— START OF Data rows —
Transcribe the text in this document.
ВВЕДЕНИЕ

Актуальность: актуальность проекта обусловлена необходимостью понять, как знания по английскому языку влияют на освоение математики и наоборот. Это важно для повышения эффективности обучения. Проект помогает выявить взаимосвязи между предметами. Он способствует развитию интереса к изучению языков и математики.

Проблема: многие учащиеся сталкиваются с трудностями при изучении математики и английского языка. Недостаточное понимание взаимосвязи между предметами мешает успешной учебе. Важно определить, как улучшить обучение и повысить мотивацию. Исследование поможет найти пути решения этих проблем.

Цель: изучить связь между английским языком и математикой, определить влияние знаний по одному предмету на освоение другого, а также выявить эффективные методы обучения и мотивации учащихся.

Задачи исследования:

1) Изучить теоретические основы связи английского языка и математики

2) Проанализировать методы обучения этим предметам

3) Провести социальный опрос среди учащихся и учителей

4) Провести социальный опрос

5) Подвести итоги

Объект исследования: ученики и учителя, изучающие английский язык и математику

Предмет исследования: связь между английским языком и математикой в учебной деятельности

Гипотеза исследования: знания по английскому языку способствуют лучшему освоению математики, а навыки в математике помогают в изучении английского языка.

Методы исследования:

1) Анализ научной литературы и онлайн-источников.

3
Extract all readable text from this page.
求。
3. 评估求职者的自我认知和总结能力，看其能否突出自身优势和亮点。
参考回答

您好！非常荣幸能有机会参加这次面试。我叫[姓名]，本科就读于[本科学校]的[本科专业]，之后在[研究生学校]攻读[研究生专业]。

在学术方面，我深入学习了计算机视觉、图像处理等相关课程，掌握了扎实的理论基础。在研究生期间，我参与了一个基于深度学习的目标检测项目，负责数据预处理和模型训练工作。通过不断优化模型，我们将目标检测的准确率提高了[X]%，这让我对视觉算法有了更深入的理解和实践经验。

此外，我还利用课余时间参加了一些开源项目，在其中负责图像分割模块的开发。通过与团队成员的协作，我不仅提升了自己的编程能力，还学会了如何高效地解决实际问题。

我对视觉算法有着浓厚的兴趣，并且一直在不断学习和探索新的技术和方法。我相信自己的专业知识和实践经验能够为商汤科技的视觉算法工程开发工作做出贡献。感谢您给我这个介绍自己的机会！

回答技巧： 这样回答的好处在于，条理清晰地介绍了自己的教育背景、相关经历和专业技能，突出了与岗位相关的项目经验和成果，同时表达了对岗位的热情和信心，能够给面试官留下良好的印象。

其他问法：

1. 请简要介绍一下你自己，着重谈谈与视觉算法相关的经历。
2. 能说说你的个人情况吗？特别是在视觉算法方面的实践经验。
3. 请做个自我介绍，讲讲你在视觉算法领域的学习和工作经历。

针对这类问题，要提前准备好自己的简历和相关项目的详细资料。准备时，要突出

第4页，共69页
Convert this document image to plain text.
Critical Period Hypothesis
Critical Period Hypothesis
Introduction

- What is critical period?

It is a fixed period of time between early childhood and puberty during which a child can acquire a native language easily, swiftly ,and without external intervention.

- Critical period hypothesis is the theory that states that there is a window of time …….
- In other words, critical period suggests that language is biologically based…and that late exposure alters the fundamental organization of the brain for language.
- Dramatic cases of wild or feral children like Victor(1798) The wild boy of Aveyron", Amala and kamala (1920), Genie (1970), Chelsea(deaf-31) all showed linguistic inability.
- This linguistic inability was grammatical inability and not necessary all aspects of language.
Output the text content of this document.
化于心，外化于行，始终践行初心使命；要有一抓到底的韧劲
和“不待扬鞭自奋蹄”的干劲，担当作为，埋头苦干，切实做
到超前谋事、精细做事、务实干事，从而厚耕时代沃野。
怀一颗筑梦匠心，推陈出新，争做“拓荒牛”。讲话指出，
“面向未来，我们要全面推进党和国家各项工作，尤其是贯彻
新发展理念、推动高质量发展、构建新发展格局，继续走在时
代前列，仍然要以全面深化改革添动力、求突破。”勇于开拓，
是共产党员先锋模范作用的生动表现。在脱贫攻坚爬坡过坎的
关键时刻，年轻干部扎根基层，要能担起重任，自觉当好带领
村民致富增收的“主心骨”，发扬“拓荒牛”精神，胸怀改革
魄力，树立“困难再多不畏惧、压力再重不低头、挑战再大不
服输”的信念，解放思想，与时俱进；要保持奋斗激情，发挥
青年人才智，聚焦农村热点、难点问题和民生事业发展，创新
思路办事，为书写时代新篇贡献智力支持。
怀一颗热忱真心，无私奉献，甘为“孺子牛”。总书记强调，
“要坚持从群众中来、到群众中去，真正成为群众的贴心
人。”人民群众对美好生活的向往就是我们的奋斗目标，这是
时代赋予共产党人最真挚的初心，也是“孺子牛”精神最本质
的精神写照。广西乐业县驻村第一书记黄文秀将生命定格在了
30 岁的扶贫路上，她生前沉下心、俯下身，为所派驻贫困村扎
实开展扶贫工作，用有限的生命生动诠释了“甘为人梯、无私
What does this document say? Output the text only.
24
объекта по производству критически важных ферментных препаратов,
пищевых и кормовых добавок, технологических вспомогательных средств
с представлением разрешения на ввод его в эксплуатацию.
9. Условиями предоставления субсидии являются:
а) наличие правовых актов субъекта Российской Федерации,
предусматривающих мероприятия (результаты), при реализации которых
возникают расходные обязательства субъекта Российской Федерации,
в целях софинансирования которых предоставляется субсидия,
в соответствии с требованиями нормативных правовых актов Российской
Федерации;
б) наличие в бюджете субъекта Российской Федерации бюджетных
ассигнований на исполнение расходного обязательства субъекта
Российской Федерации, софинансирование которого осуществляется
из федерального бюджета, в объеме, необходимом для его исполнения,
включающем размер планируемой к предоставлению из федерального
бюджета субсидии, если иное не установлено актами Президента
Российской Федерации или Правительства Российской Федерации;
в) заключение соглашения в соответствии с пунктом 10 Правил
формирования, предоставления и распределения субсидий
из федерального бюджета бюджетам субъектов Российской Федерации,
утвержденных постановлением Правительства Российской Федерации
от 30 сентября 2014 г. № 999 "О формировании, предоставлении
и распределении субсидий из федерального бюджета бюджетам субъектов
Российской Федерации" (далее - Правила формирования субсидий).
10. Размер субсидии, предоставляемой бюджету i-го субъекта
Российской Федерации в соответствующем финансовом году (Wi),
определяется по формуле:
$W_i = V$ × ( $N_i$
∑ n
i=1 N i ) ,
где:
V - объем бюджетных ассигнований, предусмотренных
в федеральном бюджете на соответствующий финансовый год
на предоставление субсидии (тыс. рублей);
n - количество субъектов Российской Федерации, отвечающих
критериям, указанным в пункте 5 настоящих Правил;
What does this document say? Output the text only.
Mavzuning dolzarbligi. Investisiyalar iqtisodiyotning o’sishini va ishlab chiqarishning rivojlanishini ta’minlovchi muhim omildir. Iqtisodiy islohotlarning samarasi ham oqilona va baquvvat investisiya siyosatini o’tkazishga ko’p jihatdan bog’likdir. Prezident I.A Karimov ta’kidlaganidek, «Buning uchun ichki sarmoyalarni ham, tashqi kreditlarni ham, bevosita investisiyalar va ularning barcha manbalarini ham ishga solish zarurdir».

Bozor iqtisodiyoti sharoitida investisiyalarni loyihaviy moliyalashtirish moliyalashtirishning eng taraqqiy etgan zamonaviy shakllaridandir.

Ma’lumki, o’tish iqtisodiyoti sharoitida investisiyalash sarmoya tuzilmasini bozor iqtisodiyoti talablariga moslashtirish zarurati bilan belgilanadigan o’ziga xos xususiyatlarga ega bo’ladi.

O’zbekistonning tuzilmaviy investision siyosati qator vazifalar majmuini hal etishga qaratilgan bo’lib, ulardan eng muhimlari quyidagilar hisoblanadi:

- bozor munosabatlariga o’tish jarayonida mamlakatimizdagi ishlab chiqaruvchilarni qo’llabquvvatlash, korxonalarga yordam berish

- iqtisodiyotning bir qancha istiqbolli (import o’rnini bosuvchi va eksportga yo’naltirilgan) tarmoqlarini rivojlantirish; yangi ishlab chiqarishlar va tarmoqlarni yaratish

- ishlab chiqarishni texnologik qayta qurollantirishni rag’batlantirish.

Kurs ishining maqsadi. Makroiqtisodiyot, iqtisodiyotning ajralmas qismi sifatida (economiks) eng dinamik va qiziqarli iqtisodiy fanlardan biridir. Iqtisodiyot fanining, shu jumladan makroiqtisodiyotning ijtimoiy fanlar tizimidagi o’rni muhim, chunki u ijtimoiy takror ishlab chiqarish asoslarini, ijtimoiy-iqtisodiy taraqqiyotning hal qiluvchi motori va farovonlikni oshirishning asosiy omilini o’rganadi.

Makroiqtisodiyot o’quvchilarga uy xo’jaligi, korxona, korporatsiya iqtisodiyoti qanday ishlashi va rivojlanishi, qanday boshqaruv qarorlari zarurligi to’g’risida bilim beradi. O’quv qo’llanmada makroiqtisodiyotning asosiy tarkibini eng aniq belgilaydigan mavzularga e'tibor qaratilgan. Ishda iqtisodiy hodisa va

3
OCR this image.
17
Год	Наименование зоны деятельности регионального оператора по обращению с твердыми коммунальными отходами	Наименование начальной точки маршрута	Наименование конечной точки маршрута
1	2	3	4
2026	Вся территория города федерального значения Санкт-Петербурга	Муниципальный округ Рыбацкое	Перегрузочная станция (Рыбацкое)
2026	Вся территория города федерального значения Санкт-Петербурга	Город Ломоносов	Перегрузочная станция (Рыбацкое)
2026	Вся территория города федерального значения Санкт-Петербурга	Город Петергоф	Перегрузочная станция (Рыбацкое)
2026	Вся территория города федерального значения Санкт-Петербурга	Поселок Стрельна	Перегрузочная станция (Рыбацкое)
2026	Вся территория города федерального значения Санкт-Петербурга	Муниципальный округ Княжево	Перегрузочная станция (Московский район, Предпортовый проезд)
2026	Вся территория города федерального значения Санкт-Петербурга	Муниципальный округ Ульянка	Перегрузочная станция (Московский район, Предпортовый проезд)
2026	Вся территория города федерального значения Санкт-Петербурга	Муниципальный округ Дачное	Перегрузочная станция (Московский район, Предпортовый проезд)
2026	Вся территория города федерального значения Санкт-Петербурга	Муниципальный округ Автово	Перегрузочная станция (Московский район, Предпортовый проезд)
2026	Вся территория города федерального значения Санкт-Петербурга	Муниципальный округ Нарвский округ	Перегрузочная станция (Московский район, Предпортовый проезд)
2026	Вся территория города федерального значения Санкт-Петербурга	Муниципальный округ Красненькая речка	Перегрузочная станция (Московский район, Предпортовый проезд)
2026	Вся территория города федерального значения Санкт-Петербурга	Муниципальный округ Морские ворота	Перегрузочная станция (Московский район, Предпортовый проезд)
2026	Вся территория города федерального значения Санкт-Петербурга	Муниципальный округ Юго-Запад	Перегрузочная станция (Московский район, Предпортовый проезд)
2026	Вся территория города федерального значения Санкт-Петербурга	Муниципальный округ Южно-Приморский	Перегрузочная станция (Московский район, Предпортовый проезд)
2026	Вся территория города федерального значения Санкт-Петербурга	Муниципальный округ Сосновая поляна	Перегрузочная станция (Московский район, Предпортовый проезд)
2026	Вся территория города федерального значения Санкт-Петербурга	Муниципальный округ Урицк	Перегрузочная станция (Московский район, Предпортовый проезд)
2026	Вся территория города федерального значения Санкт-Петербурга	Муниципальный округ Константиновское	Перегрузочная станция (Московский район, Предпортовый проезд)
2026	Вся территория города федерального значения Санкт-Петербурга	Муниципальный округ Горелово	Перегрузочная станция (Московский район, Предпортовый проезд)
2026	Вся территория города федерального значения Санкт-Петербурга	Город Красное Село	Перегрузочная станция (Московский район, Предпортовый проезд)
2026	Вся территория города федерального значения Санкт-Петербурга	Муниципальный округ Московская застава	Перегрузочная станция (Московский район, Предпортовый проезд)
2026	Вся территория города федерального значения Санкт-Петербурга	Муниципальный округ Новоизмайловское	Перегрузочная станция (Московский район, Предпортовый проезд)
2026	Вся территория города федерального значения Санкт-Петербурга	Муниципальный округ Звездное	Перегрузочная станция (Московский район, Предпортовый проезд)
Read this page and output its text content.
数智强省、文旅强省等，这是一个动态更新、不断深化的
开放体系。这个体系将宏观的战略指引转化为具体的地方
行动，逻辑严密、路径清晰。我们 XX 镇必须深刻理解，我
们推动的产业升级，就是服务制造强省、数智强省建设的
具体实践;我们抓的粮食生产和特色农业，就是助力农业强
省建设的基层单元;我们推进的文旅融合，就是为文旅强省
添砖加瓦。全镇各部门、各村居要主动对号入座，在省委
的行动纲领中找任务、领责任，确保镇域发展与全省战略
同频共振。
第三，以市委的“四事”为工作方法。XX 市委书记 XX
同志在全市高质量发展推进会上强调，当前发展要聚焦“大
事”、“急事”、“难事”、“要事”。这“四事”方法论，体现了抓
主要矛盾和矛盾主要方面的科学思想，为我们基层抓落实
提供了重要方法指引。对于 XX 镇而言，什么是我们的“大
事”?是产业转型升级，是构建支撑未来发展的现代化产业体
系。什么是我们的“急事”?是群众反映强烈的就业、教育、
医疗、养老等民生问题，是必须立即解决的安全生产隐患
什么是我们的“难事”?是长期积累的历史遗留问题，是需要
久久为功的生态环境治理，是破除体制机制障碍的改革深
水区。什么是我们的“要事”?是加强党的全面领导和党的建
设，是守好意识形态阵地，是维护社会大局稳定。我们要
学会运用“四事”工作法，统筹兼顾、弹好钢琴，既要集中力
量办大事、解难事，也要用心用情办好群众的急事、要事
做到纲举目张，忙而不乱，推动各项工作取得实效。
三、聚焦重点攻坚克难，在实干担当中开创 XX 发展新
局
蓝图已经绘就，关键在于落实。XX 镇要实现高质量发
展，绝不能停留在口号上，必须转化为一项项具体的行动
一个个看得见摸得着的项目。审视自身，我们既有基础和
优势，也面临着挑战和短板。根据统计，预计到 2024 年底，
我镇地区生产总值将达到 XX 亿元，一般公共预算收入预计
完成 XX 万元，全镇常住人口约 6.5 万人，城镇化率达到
— END OF Data rows —
▶ **What you need to do**: Each line that contains the word "linguistic" counts toward the total; give only that total.

▶ **Expected answer**: 2